§ Dataset content:
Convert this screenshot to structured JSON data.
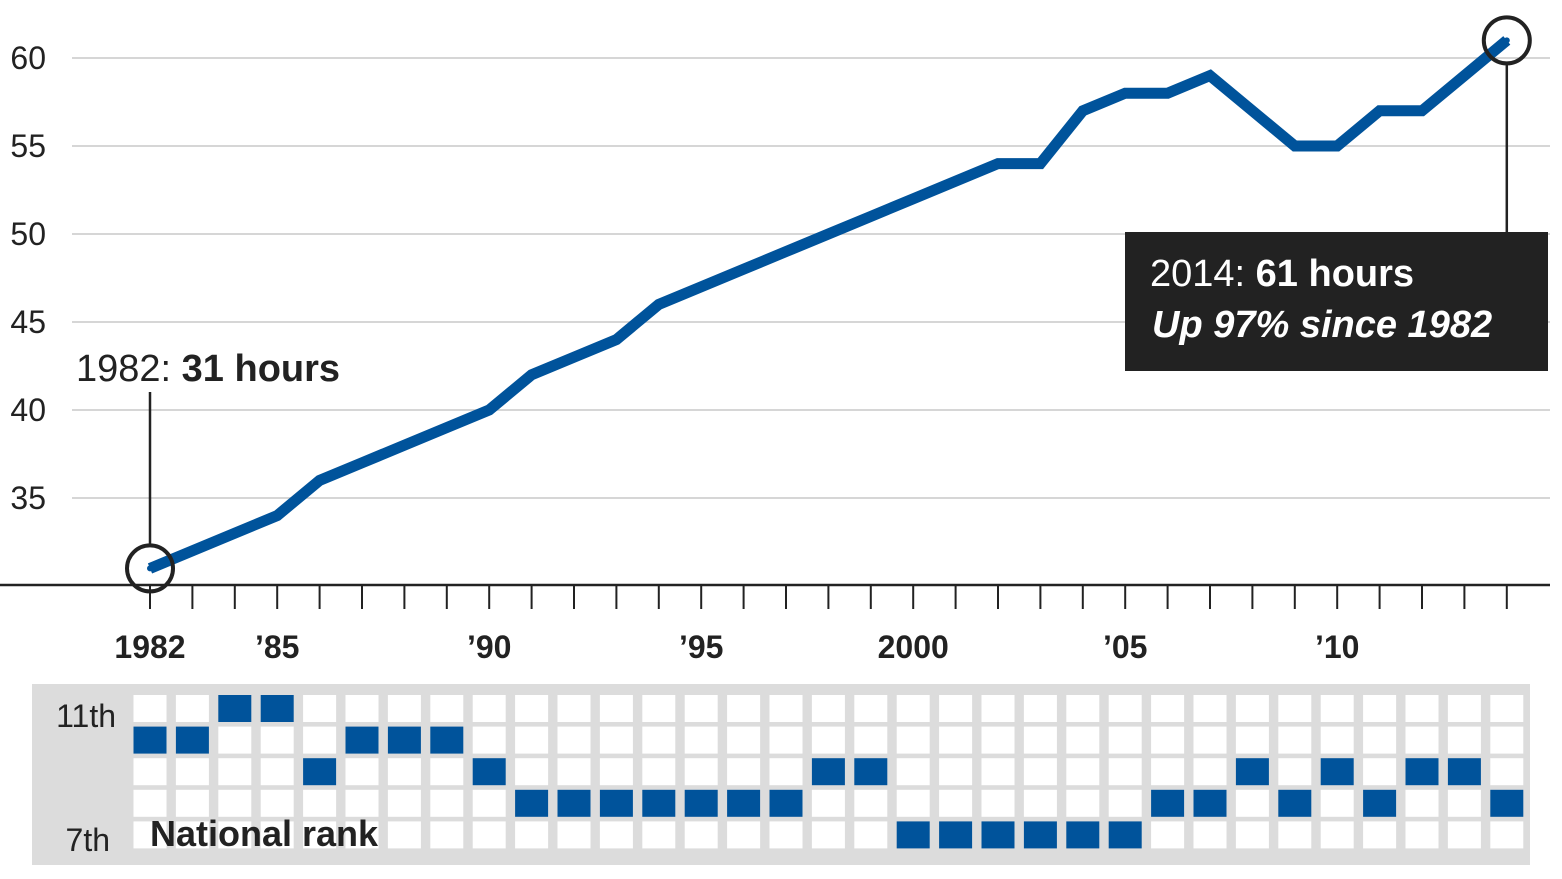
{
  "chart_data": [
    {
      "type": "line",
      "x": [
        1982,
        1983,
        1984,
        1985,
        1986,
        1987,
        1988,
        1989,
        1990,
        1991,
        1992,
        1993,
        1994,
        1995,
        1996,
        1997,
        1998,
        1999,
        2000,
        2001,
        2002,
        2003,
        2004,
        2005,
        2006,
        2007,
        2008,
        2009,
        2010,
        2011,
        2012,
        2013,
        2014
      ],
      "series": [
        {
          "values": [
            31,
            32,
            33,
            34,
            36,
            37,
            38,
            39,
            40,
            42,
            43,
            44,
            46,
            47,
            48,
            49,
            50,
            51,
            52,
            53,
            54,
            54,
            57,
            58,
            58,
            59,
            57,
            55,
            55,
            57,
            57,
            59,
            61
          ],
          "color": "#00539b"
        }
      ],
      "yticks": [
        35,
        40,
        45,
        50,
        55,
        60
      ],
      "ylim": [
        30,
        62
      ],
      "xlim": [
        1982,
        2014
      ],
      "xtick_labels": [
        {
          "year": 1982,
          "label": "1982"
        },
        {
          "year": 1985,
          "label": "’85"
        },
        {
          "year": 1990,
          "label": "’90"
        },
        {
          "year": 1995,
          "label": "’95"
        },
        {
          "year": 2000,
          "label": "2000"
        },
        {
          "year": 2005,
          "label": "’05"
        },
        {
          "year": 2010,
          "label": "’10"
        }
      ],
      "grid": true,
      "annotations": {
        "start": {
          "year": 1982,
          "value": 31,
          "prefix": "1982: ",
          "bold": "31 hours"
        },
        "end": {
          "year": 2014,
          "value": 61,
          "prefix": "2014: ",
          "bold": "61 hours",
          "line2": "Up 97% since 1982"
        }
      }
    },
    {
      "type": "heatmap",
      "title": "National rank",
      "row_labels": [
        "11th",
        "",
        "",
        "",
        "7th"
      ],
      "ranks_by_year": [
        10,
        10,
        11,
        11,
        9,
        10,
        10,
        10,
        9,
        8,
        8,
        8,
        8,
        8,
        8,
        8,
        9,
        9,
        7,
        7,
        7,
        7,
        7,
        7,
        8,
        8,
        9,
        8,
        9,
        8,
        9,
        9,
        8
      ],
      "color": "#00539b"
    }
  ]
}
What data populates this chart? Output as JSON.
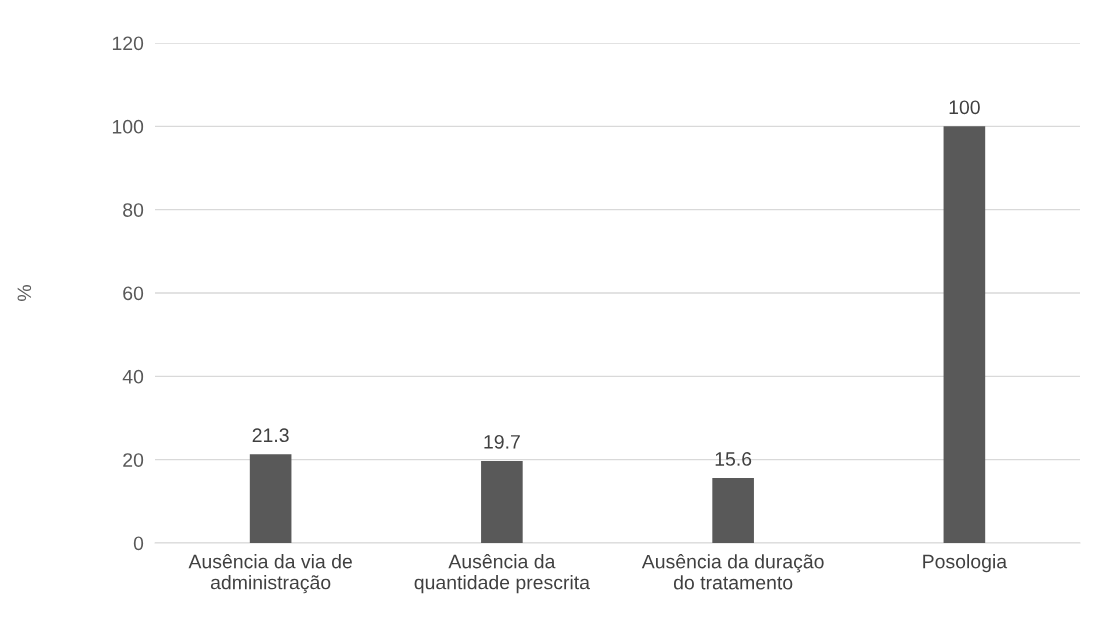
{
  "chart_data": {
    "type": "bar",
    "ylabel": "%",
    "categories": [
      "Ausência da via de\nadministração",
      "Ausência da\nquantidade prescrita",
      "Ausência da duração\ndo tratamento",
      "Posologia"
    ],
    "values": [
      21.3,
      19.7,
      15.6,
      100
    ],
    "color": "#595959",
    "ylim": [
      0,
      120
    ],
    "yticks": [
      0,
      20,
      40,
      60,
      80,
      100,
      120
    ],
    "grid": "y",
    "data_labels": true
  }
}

§ The problem: Without the pictures, write out every entry precisely as it appears.

§ Completed task:
Convert this screenshot to structured JSON data.
{
  "chart_data": [
    {
      "type": "line",
      "x": [
        1982,
        1983,
        1984,
        1985,
        1986,
        1987,
        1988,
        1989,
        1990,
        1991,
        1992,
        1993,
        1994,
        1995,
        1996,
        1997,
        1998,
        1999,
        2000,
        2001,
        2002,
        2003,
        2004,
        2005,
        2006,
        2007,
        2008,
        2009,
        2010,
        2011,
        2012,
        2013,
        2014
      ],
      "series": [
        {
          "values": [
            31,
            32,
            33,
            34,
            36,
            37,
            38,
            39,
            40,
            42,
            43,
            44,
            46,
            47,
            48,
            49,
            50,
            51,
            52,
            53,
            54,
            54,
            57,
            58,
            58,
            59,
            57,
            55,
            55,
            57,
            57,
            59,
            61
          ],
          "color": "#00539b"
        }
      ],
      "yticks": [
        35,
        40,
        45,
        50,
        55,
        60
      ],
      "ylim": [
        30,
        62
      ],
      "xlim": [
        1982,
        2014
      ],
      "xtick_labels": [
        {
          "year": 1982,
          "label": "1982"
        },
        {
          "year": 1985,
          "label": "’85"
        },
        {
          "year": 1990,
          "label": "’90"
        },
        {
          "year": 1995,
          "label": "’95"
        },
        {
          "year": 2000,
          "label": "2000"
        },
        {
          "year": 2005,
          "label": "’05"
        },
        {
          "year": 2010,
          "label": "’10"
        }
      ],
      "grid": true,
      "annotations": {
        "start": {
          "year": 1982,
          "value": 31,
          "prefix": "1982: ",
          "bold": "31 hours"
        },
        "end": {
          "year": 2014,
          "value": 61,
          "prefix": "2014: ",
          "bold": "61 hours",
          "line2": "Up 97% since 1982"
        }
      }
    },
    {
      "type": "heatmap",
      "title": "National rank",
      "row_labels": [
        "11th",
        "",
        "",
        "",
        "7th"
      ],
      "ranks_by_year": [
        10,
        10,
        11,
        11,
        9,
        10,
        10,
        10,
        9,
        8,
        8,
        8,
        8,
        8,
        8,
        8,
        9,
        9,
        7,
        7,
        7,
        7,
        7,
        7,
        8,
        8,
        9,
        8,
        9,
        8,
        9,
        9,
        8
      ],
      "color": "#00539b"
    }
  ]
}
What data populates this chart? Output as JSON.
{
  "chart_data": {
    "type": "bar",
    "ylabel": "%",
    "categories": [
      "Ausência da via de\nadministração",
      "Ausência da\nquantidade prescrita",
      "Ausência da duração\ndo tratamento",
      "Posologia"
    ],
    "values": [
      21.3,
      19.7,
      15.6,
      100
    ],
    "color": "#595959",
    "ylim": [
      0,
      120
    ],
    "yticks": [
      0,
      20,
      40,
      60,
      80,
      100,
      120
    ],
    "grid": "y",
    "data_labels": true
  }
}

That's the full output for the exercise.